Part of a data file

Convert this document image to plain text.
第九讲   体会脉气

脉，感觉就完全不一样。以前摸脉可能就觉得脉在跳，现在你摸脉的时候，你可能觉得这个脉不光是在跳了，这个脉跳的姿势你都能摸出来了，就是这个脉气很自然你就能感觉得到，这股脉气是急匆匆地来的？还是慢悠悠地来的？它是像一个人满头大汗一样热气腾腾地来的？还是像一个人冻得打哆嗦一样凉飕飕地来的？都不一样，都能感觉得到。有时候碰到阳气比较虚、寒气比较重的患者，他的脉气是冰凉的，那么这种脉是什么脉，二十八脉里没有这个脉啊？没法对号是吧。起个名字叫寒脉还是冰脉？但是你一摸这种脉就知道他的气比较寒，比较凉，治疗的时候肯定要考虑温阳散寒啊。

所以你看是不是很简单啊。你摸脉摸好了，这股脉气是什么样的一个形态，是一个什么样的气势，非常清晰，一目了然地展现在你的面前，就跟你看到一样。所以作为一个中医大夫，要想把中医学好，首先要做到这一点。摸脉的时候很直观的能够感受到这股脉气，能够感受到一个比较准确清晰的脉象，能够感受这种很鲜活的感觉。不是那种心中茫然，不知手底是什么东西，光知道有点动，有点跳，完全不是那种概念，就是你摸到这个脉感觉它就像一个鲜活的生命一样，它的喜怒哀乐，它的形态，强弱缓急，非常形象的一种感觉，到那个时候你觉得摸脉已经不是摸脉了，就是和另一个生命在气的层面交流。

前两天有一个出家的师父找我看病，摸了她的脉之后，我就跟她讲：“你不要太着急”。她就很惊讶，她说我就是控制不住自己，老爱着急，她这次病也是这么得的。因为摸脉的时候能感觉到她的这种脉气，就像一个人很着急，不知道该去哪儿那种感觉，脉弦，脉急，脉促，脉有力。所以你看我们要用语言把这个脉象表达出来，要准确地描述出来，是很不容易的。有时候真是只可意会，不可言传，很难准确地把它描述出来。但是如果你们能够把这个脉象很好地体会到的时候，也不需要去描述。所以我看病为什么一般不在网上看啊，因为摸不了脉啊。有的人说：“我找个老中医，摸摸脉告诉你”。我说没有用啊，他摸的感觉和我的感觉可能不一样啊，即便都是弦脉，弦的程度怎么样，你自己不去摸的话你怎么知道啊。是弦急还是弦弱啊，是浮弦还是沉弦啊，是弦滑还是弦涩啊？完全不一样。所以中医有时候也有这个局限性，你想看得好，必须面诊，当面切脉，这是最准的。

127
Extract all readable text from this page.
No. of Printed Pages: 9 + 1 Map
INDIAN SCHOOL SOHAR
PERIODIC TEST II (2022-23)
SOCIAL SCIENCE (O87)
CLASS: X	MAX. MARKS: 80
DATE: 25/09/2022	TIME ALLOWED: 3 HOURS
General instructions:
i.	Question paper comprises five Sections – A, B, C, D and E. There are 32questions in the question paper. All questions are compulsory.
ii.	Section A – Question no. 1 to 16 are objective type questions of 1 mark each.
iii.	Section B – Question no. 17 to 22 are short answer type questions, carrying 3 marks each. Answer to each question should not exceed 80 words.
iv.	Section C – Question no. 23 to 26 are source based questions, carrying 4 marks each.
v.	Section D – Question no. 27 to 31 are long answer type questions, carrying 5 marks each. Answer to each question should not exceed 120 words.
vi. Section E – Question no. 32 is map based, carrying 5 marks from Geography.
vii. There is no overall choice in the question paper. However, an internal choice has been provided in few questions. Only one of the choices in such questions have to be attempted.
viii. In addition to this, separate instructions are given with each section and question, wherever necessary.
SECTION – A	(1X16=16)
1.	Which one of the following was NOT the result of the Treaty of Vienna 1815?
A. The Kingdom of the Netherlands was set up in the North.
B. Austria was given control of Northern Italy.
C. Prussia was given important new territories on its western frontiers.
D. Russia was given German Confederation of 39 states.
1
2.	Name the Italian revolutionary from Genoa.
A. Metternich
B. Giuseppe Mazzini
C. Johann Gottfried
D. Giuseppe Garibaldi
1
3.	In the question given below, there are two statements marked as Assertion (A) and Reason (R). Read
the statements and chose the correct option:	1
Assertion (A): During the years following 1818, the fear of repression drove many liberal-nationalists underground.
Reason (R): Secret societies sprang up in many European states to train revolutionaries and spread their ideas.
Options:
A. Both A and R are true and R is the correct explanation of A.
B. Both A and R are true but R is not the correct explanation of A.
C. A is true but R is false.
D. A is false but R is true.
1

Given problem -
Write the entire listing out again, word for word.

The response -
Convert this document image to plain text.
第九讲   体会脉气

脉，感觉就完全不一样。以前摸脉可能就觉得脉在跳，现在你摸脉的时候，你可能觉得这个脉不光是在跳了，这个脉跳的姿势你都能摸出来了，就是这个脉气很自然你就能感觉得到，这股脉气是急匆匆地来的？还是慢悠悠地来的？它是像一个人满头大汗一样热气腾腾地来的？还是像一个人冻得打哆嗦一样凉飕飕地来的？都不一样，都能感觉得到。有时候碰到阳气比较虚、寒气比较重的患者，他的脉气是冰凉的，那么这种脉是什么脉，二十八脉里没有这个脉啊？没法对号是吧。起个名字叫寒脉还是冰脉？但是你一摸这种脉就知道他的气比较寒，比较凉，治疗的时候肯定要考虑温阳散寒啊。

所以你看是不是很简单啊。你摸脉摸好了，这股脉气是什么样的一个形态，是一个什么样的气势，非常清晰，一目了然地展现在你的面前，就跟你看到一样。所以作为一个中医大夫，要想把中医学好，首先要做到这一点。摸脉的时候很直观的能够感受到这股脉气，能够感受到一个比较准确清晰的脉象，能够感受这种很鲜活的感觉。不是那种心中茫然，不知手底是什么东西，光知道有点动，有点跳，完全不是那种概念，就是你摸到这个脉感觉它就像一个鲜活的生命一样，它的喜怒哀乐，它的形态，强弱缓急，非常形象的一种感觉，到那个时候你觉得摸脉已经不是摸脉了，就是和另一个生命在气的层面交流。

前两天有一个出家的师父找我看病，摸了她的脉之后，我就跟她讲：“你不要太着急”。她就很惊讶，她说我就是控制不住自己，老爱着急，她这次病也是这么得的。因为摸脉的时候能感觉到她的这种脉气，就像一个人很着急，不知道该去哪儿那种感觉，脉弦，脉急，脉促，脉有力。所以你看我们要用语言把这个脉象表达出来，要准确地描述出来，是很不容易的。有时候真是只可意会，不可言传，很难准确地把它描述出来。但是如果你们能够把这个脉象很好地体会到的时候，也不需要去描述。所以我看病为什么一般不在网上看啊，因为摸不了脉啊。有的人说：“我找个老中医，摸摸脉告诉你”。我说没有用啊，他摸的感觉和我的感觉可能不一样啊，即便都是弦脉，弦的程度怎么样，你自己不去摸的话你怎么知道啊。是弦急还是弦弱啊，是浮弦还是沉弦啊，是弦滑还是弦涩啊？完全不一样。所以中医有时候也有这个局限性，你想看得好，必须面诊，当面切脉，这是最准的。

127
Extract all readable text from this page.
No. of Printed Pages: 9 + 1 Map
INDIAN SCHOOL SOHAR
PERIODIC TEST II (2022-23)
SOCIAL SCIENCE (O87)
CLASS: X	MAX. MARKS: 80
DATE: 25/09/2022	TIME ALLOWED: 3 HOURS
General instructions:
i.	Question paper comprises five Sections – A, B, C, D and E. There are 32questions in the question paper. All questions are compulsory.
ii.	Section A – Question no. 1 to 16 are objective type questions of 1 mark each.
iii.	Section B – Question no. 17 to 22 are short answer type questions, carrying 3 marks each. Answer to each question should not exceed 80 words.
iv.	Section C – Question no. 23 to 26 are source based questions, carrying 4 marks each.
v.	Section D – Question no. 27 to 31 are long answer type questions, carrying 5 marks each. Answer to each question should not exceed 120 words.
vi. Section E – Question no. 32 is map based, carrying 5 marks from Geography.
vii. There is no overall choice in the question paper. However, an internal choice has been provided in few questions. Only one of the choices in such questions have to be attempted.
viii. In addition to this, separate instructions are given with each section and question, wherever necessary.
SECTION – A	(1X16=16)
1.	Which one of the following was NOT the result of the Treaty of Vienna 1815?
A. The Kingdom of the Netherlands was set up in the North.
B. Austria was given control of Northern Italy.
C. Prussia was given important new territories on its western frontiers.
D. Russia was given German Confederation of 39 states.
1
2.	Name the Italian revolutionary from Genoa.
A. Metternich
B. Giuseppe Mazzini
C. Johann Gottfried
D. Giuseppe Garibaldi
1
3.	In the question given below, there are two statements marked as Assertion (A) and Reason (R). Read
the statements and chose the correct option:	1
Assertion (A): During the years following 1818, the fear of repression drove many liberal-nationalists underground.
Reason (R): Secret societies sprang up in many European states to train revolutionaries and spread their ideas.
Options:
A. Both A and R are true and R is the correct explanation of A.
B. Both A and R are true but R is not the correct explanation of A.
C. A is true but R is false.
D. A is false but R is true.
1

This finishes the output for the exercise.